Written task: From the entries below, copy every line holding the word "this".

(Collected data entries)
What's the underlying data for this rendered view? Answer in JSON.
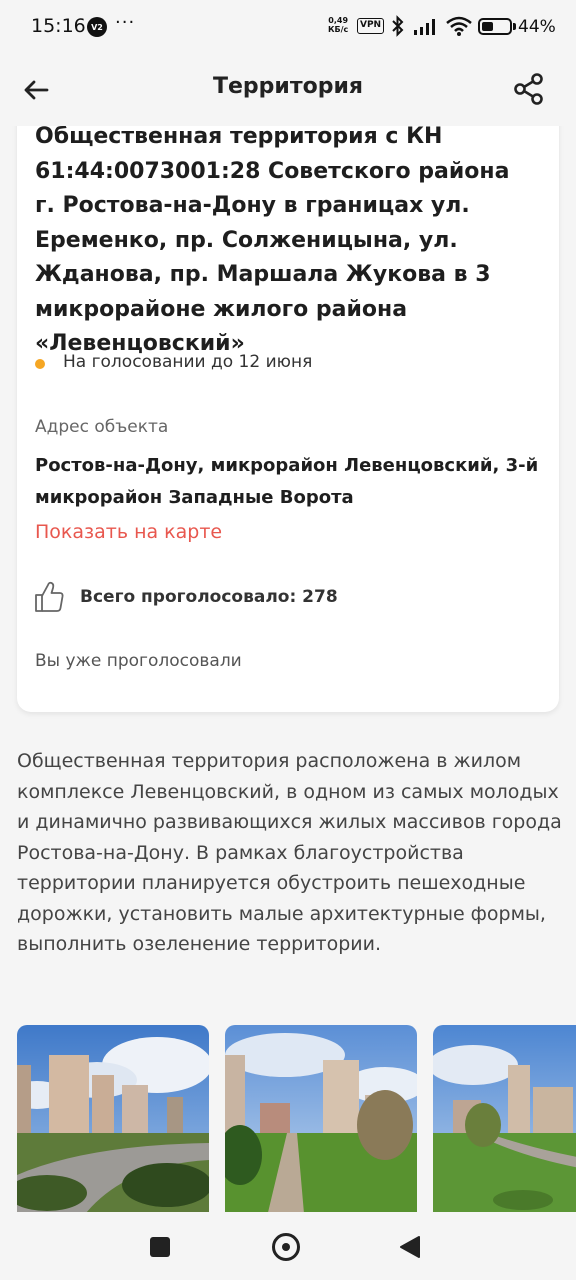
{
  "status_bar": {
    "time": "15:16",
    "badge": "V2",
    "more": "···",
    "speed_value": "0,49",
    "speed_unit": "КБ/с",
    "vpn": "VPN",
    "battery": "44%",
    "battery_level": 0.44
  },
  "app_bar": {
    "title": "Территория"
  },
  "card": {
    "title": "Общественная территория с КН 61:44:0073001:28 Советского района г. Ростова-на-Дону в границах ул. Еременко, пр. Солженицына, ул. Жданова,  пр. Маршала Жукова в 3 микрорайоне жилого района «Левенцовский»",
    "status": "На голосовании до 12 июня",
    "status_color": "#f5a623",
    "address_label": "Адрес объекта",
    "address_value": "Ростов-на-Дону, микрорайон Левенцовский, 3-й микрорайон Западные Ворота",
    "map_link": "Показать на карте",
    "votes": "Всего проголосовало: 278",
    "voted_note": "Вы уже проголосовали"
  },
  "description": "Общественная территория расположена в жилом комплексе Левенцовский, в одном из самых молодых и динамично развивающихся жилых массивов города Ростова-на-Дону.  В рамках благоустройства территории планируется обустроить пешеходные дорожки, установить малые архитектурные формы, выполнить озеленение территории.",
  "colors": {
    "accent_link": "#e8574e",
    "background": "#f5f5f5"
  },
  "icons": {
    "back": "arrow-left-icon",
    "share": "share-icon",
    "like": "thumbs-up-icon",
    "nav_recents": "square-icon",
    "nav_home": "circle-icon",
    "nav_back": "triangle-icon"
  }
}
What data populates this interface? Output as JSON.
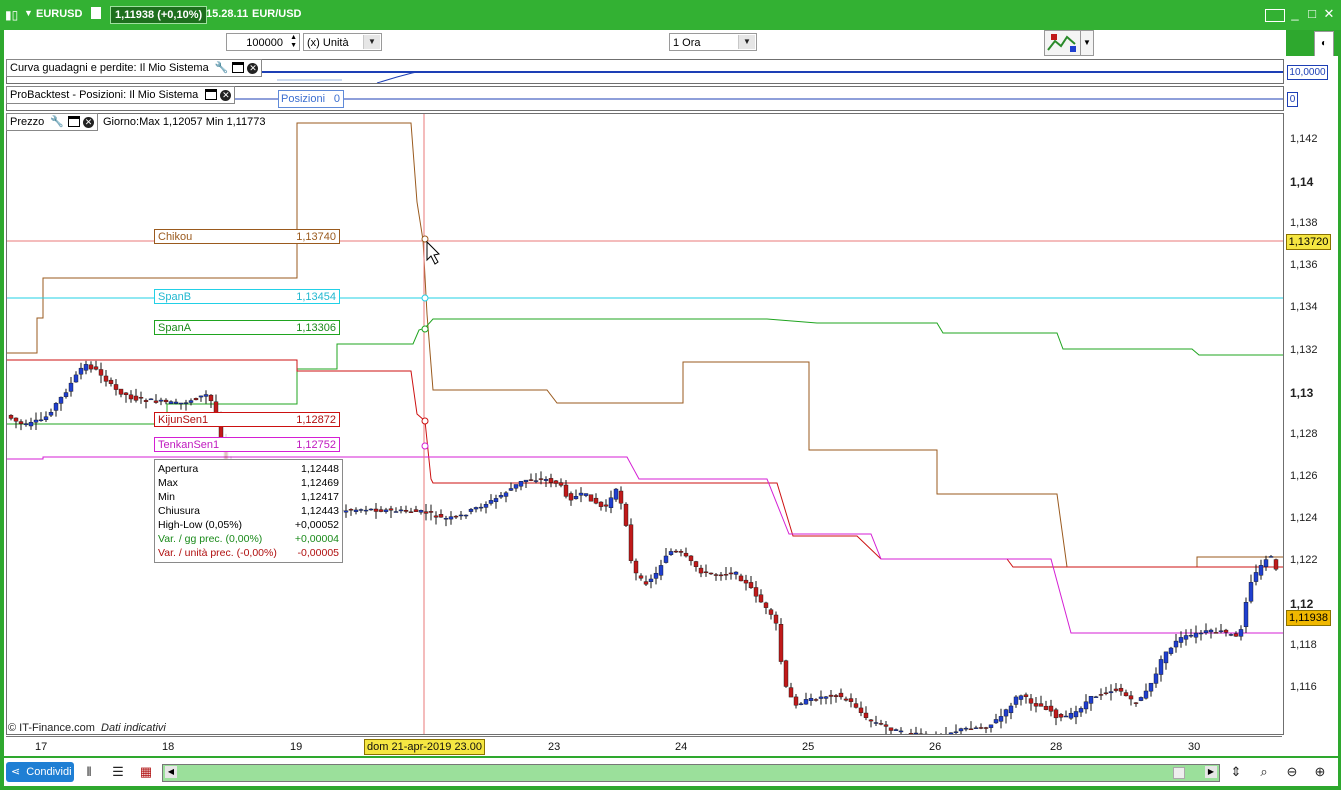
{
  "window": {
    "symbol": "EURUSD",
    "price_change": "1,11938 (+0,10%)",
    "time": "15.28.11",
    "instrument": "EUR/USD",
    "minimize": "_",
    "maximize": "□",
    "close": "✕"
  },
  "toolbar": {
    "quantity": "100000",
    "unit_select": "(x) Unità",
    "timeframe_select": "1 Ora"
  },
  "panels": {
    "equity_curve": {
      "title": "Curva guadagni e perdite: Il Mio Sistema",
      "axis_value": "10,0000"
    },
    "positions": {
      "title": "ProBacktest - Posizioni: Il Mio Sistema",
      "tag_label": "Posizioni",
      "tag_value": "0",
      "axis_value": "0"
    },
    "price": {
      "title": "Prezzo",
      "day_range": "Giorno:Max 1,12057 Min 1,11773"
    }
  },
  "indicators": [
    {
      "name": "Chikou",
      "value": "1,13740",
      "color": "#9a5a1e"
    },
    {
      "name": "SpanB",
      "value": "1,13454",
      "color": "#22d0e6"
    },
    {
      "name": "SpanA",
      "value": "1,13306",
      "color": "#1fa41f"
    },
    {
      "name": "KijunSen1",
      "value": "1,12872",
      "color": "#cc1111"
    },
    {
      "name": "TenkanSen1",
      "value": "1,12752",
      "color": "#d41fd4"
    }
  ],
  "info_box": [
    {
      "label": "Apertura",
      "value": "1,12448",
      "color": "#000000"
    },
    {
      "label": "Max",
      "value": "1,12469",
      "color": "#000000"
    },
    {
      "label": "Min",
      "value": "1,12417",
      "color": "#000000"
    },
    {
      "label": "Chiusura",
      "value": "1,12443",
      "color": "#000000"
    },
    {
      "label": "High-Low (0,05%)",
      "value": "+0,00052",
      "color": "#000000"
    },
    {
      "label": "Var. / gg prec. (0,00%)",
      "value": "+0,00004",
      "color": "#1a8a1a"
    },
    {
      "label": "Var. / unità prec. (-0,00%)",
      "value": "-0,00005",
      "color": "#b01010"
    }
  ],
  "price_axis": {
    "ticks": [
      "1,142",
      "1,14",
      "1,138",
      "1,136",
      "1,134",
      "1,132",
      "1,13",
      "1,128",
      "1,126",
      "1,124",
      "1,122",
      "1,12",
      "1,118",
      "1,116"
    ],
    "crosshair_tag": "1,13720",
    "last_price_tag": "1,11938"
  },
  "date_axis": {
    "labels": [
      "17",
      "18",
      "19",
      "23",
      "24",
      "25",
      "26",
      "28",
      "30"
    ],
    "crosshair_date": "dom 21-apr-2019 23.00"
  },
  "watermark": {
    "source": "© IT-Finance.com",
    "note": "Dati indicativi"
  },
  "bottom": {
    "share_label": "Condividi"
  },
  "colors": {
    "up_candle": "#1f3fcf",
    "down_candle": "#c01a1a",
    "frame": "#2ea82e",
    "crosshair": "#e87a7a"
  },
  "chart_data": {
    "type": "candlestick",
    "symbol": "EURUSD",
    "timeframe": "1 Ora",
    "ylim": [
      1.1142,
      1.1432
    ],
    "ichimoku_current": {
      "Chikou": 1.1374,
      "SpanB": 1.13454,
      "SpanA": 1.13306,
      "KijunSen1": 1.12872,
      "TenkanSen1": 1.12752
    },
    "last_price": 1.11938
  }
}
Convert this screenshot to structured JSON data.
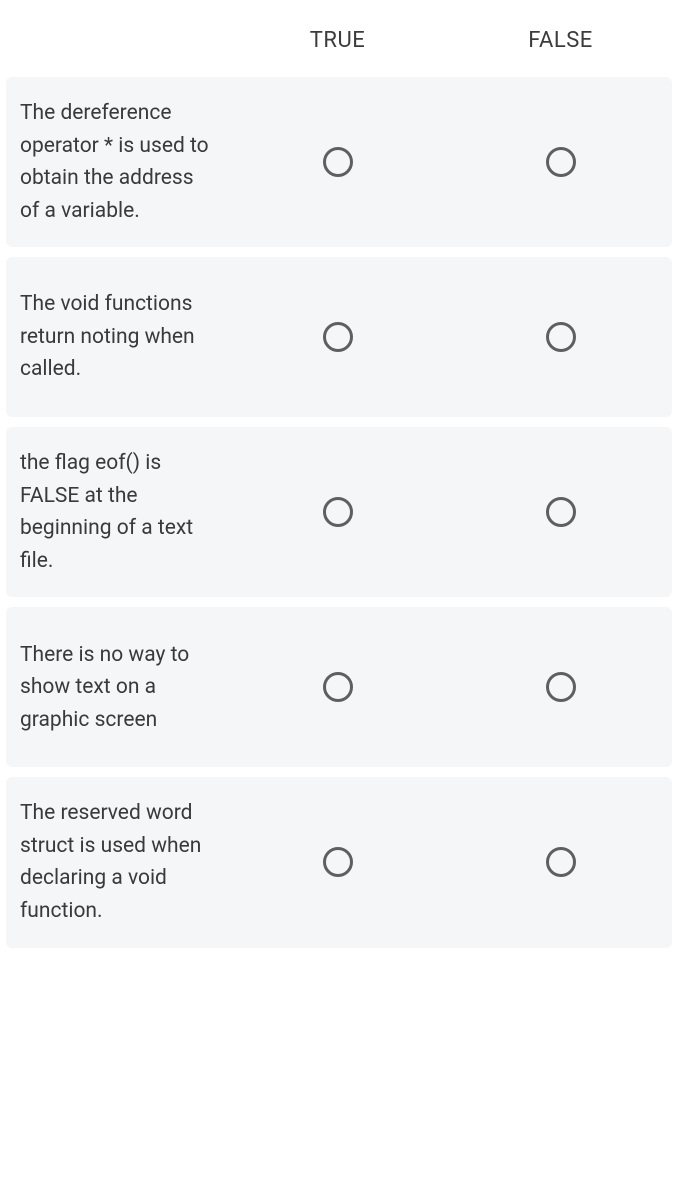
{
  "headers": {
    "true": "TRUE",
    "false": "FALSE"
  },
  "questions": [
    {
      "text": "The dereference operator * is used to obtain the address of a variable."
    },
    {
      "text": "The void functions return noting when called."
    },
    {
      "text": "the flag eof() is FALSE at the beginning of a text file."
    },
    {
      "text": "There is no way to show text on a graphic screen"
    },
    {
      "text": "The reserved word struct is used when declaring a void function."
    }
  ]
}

Task answer:
What's the underlying data for this rendered view? Answer in JSON.
What data populates this interface? Output as JSON.
Convert this screenshot to structured JSON data.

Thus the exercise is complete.